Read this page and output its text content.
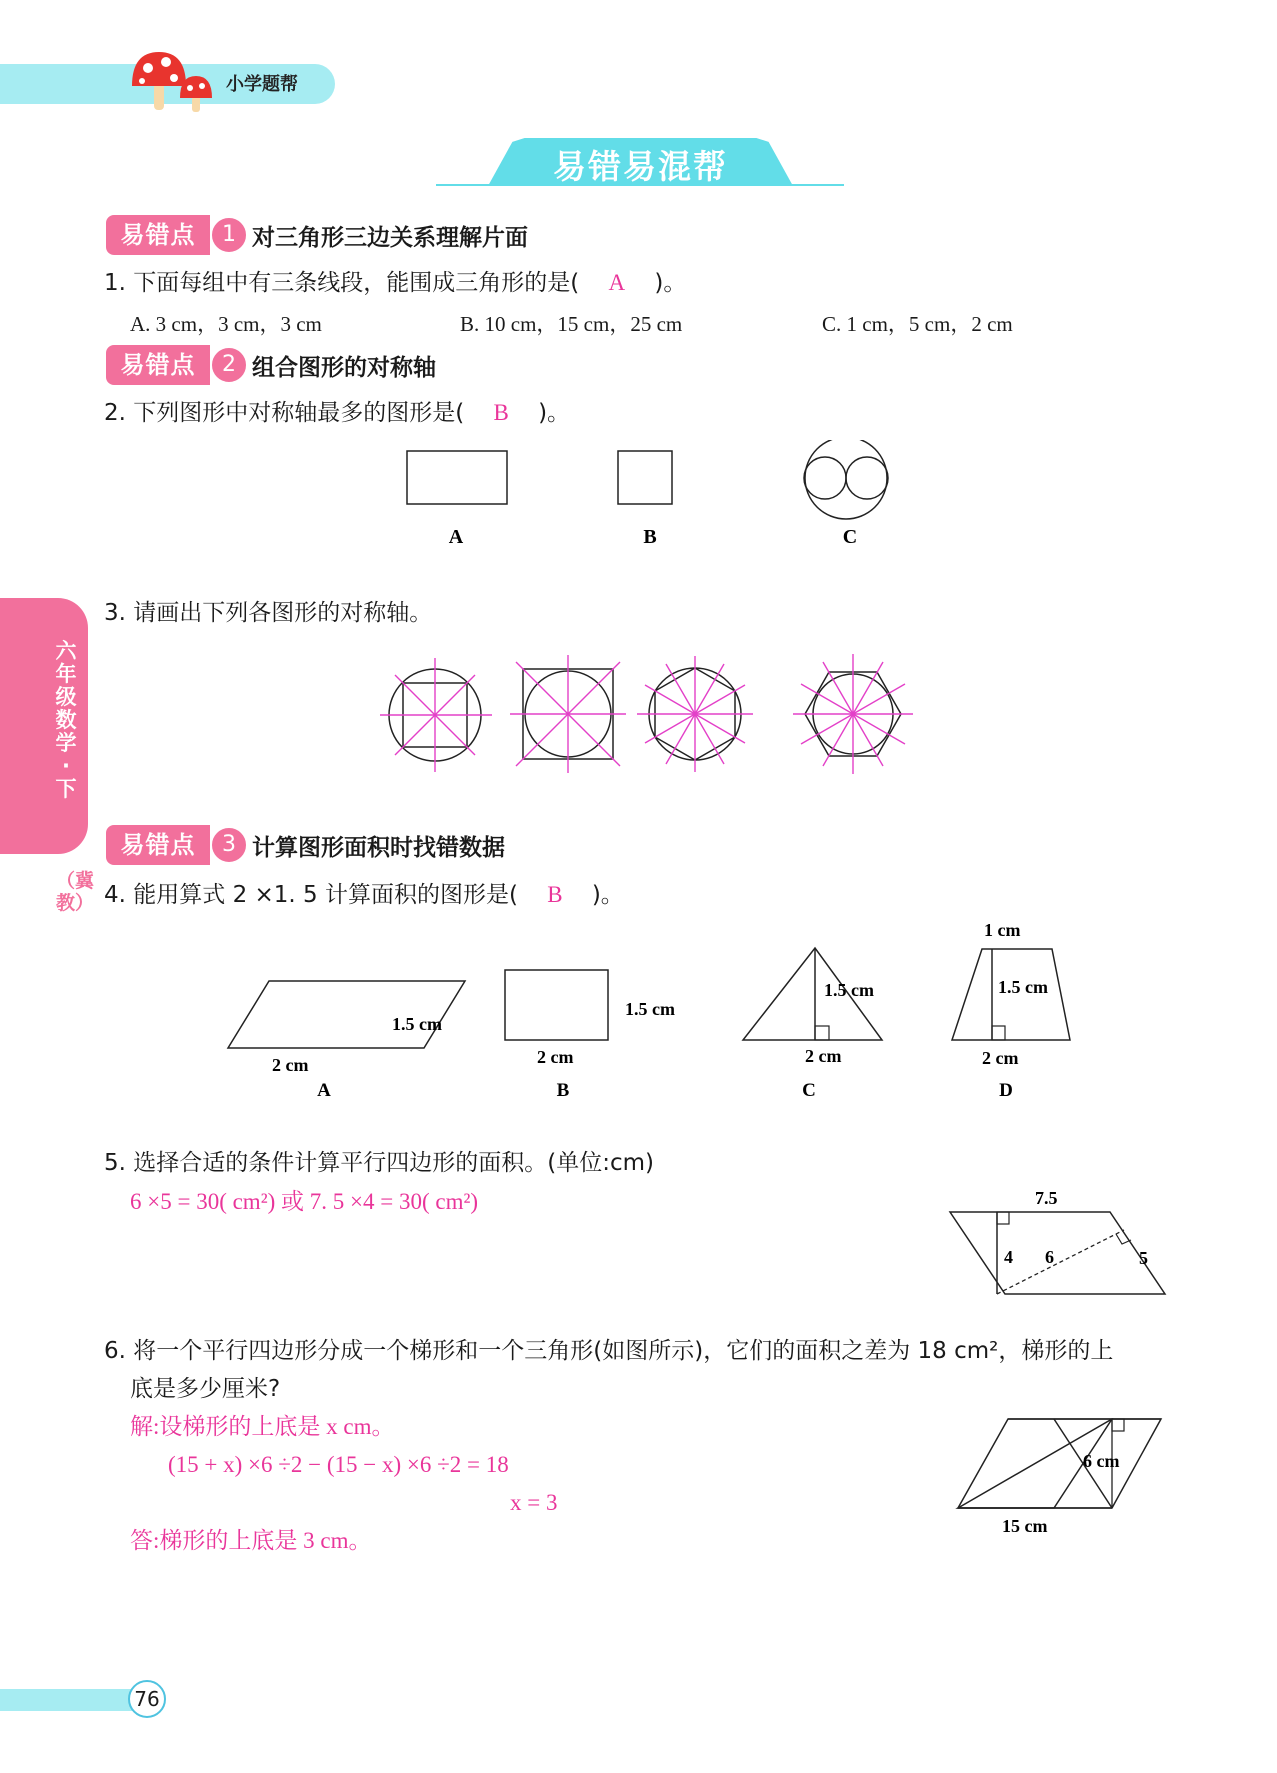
小学题帮
易错易混帮
六年级数学·下
（冀教）
易错点	1 对三角形三边关系理解片面
1. 下面每组中有三条线段，能围成三角形的是( A )。
A. 3 cm，3 cm，3 cm	B. 10 cm，15 cm，25 cm	C. 1 cm，5 cm，2 cm
易错点	2 组合图形的对称轴
2. 下列图形中对称轴最多的图形是( B )。
A	B	C
3. 请画出下列各图形的对称轴。
易错点	3 计算图形面积时找错数据
4. 能用算式 2 ×1. 5 计算面积的图形是( B )。
1.5 cm
2 cm
A
1.5 cm
2 cm
B
1.5 cm
2 cm
C
1 cm
1.5 cm
2 cm
D
5. 选择合适的条件计算平行四边形的面积。(单位:cm)
6 ×5 = 30( cm²) 或 7. 5 ×4 = 30( cm²)	7.5
4 6	5
6. 将一个平行四边形分成一个梯形和一个三角形(如图所示)，它们的面积之差为 18 cm²，梯形的上
底是多少厘米?
解:设梯形的上底是 x cm。
(15 + x) ×6 ÷2 − (15 − x) ×6 ÷2 = 18
x = 3
答:梯形的上底是 3 cm。
6 cm
15 cm
76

To be done:
Print every record above exactly as written, leaving out the pictures.

Result of the task:
Read this page and output its text content.
小学题帮
易错易混帮
六年级数学·下
（冀教）
易错点	1 对三角形三边关系理解片面
1. 下面每组中有三条线段，能围成三角形的是( A )。
A. 3 cm，3 cm，3 cm	B. 10 cm，15 cm，25 cm	C. 1 cm，5 cm，2 cm
易错点	2 组合图形的对称轴
2. 下列图形中对称轴最多的图形是( B )。
A	B	C
3. 请画出下列各图形的对称轴。
易错点	3 计算图形面积时找错数据
4. 能用算式 2 ×1. 5 计算面积的图形是( B )。
1.5 cm
2 cm
A
1.5 cm
2 cm
B
1.5 cm
2 cm
C
1 cm
1.5 cm
2 cm
D
5. 选择合适的条件计算平行四边形的面积。(单位:cm)
6 ×5 = 30( cm²) 或 7. 5 ×4 = 30( cm²)	7.5
4 6	5
6. 将一个平行四边形分成一个梯形和一个三角形(如图所示)，它们的面积之差为 18 cm²，梯形的上
底是多少厘米?
解:设梯形的上底是 x cm。
(15 + x) ×6 ÷2 − (15 − x) ×6 ÷2 = 18
x = 3
答:梯形的上底是 3 cm。
6 cm
15 cm
76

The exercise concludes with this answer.